◆ Instructions to follow ◆
Reproduce every entry in the listing without alteration.

Dataset records:
— begin —

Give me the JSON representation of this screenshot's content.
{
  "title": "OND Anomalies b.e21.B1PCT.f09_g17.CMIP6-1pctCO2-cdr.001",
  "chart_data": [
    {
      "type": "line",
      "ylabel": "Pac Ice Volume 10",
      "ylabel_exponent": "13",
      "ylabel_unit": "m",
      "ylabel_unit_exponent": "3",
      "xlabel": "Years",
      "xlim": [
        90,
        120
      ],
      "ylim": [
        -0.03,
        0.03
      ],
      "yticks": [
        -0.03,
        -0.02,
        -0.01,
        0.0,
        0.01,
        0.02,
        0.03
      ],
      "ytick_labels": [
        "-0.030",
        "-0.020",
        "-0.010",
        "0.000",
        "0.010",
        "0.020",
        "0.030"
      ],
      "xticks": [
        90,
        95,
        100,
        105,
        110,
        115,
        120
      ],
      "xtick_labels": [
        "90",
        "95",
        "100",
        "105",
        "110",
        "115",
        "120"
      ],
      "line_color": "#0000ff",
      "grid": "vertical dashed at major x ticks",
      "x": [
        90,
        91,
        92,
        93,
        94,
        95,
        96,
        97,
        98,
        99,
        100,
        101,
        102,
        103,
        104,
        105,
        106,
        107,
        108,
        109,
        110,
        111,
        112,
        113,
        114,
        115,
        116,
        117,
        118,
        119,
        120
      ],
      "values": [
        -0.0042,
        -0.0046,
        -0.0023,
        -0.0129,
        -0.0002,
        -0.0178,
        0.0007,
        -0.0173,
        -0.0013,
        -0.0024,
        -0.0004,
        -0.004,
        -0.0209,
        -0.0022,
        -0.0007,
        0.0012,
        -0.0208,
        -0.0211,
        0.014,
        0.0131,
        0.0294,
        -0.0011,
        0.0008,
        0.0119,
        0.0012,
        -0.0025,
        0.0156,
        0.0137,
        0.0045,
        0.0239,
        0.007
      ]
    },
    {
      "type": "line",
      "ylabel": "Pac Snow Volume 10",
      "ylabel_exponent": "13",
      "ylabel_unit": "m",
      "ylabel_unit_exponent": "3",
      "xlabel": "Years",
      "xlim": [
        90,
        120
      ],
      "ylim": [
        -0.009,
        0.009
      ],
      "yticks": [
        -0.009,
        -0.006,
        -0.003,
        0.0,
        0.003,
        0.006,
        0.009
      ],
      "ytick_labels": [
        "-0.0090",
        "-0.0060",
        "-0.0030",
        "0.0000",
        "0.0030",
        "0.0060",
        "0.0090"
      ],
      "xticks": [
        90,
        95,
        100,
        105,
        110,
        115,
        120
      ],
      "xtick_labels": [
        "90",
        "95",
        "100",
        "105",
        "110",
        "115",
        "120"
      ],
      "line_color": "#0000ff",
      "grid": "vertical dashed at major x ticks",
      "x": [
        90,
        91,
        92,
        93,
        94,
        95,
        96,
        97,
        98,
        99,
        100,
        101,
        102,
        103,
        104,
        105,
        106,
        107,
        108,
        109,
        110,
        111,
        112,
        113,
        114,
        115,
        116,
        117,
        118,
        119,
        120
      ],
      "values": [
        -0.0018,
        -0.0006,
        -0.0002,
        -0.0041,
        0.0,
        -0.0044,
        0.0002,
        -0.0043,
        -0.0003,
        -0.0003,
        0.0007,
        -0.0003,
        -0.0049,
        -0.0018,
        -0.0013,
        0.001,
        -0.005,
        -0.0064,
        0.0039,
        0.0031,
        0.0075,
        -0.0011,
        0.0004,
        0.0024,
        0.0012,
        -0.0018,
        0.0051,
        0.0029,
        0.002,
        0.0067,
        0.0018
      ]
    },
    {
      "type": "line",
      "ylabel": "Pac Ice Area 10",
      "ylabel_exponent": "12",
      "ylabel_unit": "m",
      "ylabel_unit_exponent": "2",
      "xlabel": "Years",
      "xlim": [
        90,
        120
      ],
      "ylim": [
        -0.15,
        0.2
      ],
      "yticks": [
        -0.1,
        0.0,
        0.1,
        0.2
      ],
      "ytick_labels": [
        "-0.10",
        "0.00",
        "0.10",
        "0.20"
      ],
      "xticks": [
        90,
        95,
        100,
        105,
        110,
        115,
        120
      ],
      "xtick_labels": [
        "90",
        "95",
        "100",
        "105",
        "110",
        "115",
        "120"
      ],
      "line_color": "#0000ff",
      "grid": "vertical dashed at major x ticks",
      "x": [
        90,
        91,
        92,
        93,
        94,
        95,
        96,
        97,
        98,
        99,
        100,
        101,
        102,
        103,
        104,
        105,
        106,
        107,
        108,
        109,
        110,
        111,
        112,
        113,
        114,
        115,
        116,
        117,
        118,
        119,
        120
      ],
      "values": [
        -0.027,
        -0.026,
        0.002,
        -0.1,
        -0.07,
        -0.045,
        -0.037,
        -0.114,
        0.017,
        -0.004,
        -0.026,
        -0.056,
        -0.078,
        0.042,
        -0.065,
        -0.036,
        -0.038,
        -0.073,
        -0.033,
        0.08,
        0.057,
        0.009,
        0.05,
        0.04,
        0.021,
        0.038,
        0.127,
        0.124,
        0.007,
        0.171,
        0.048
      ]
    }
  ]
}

— end —

◆ Task answer ◆
Give me the JSON representation of this screenshot's content.
{
  "title": "OND Anomalies b.e21.B1PCT.f09_g17.CMIP6-1pctCO2-cdr.001",
  "chart_data": [
    {
      "type": "line",
      "ylabel": "Pac Ice Volume 10",
      "ylabel_exponent": "13",
      "ylabel_unit": "m",
      "ylabel_unit_exponent": "3",
      "xlabel": "Years",
      "xlim": [
        90,
        120
      ],
      "ylim": [
        -0.03,
        0.03
      ],
      "yticks": [
        -0.03,
        -0.02,
        -0.01,
        0.0,
        0.01,
        0.02,
        0.03
      ],
      "ytick_labels": [
        "-0.030",
        "-0.020",
        "-0.010",
        "0.000",
        "0.010",
        "0.020",
        "0.030"
      ],
      "xticks": [
        90,
        95,
        100,
        105,
        110,
        115,
        120
      ],
      "xtick_labels": [
        "90",
        "95",
        "100",
        "105",
        "110",
        "115",
        "120"
      ],
      "line_color": "#0000ff",
      "grid": "vertical dashed at major x ticks",
      "x": [
        90,
        91,
        92,
        93,
        94,
        95,
        96,
        97,
        98,
        99,
        100,
        101,
        102,
        103,
        104,
        105,
        106,
        107,
        108,
        109,
        110,
        111,
        112,
        113,
        114,
        115,
        116,
        117,
        118,
        119,
        120
      ],
      "values": [
        -0.0042,
        -0.0046,
        -0.0023,
        -0.0129,
        -0.0002,
        -0.0178,
        0.0007,
        -0.0173,
        -0.0013,
        -0.0024,
        -0.0004,
        -0.004,
        -0.0209,
        -0.0022,
        -0.0007,
        0.0012,
        -0.0208,
        -0.0211,
        0.014,
        0.0131,
        0.0294,
        -0.0011,
        0.0008,
        0.0119,
        0.0012,
        -0.0025,
        0.0156,
        0.0137,
        0.0045,
        0.0239,
        0.007
      ]
    },
    {
      "type": "line",
      "ylabel": "Pac Snow Volume 10",
      "ylabel_exponent": "13",
      "ylabel_unit": "m",
      "ylabel_unit_exponent": "3",
      "xlabel": "Years",
      "xlim": [
        90,
        120
      ],
      "ylim": [
        -0.009,
        0.009
      ],
      "yticks": [
        -0.009,
        -0.006,
        -0.003,
        0.0,
        0.003,
        0.006,
        0.009
      ],
      "ytick_labels": [
        "-0.0090",
        "-0.0060",
        "-0.0030",
        "0.0000",
        "0.0030",
        "0.0060",
        "0.0090"
      ],
      "xticks": [
        90,
        95,
        100,
        105,
        110,
        115,
        120
      ],
      "xtick_labels": [
        "90",
        "95",
        "100",
        "105",
        "110",
        "115",
        "120"
      ],
      "line_color": "#0000ff",
      "grid": "vertical dashed at major x ticks",
      "x": [
        90,
        91,
        92,
        93,
        94,
        95,
        96,
        97,
        98,
        99,
        100,
        101,
        102,
        103,
        104,
        105,
        106,
        107,
        108,
        109,
        110,
        111,
        112,
        113,
        114,
        115,
        116,
        117,
        118,
        119,
        120
      ],
      "values": [
        -0.0018,
        -0.0006,
        -0.0002,
        -0.0041,
        0.0,
        -0.0044,
        0.0002,
        -0.0043,
        -0.0003,
        -0.0003,
        0.0007,
        -0.0003,
        -0.0049,
        -0.0018,
        -0.0013,
        0.001,
        -0.005,
        -0.0064,
        0.0039,
        0.0031,
        0.0075,
        -0.0011,
        0.0004,
        0.0024,
        0.0012,
        -0.0018,
        0.0051,
        0.0029,
        0.002,
        0.0067,
        0.0018
      ]
    },
    {
      "type": "line",
      "ylabel": "Pac Ice Area 10",
      "ylabel_exponent": "12",
      "ylabel_unit": "m",
      "ylabel_unit_exponent": "2",
      "xlabel": "Years",
      "xlim": [
        90,
        120
      ],
      "ylim": [
        -0.15,
        0.2
      ],
      "yticks": [
        -0.1,
        0.0,
        0.1,
        0.2
      ],
      "ytick_labels": [
        "-0.10",
        "0.00",
        "0.10",
        "0.20"
      ],
      "xticks": [
        90,
        95,
        100,
        105,
        110,
        115,
        120
      ],
      "xtick_labels": [
        "90",
        "95",
        "100",
        "105",
        "110",
        "115",
        "120"
      ],
      "line_color": "#0000ff",
      "grid": "vertical dashed at major x ticks",
      "x": [
        90,
        91,
        92,
        93,
        94,
        95,
        96,
        97,
        98,
        99,
        100,
        101,
        102,
        103,
        104,
        105,
        106,
        107,
        108,
        109,
        110,
        111,
        112,
        113,
        114,
        115,
        116,
        117,
        118,
        119,
        120
      ],
      "values": [
        -0.027,
        -0.026,
        0.002,
        -0.1,
        -0.07,
        -0.045,
        -0.037,
        -0.114,
        0.017,
        -0.004,
        -0.026,
        -0.056,
        -0.078,
        0.042,
        -0.065,
        -0.036,
        -0.038,
        -0.073,
        -0.033,
        0.08,
        0.057,
        0.009,
        0.05,
        0.04,
        0.021,
        0.038,
        0.127,
        0.124,
        0.007,
        0.171,
        0.048
      ]
    }
  ]
}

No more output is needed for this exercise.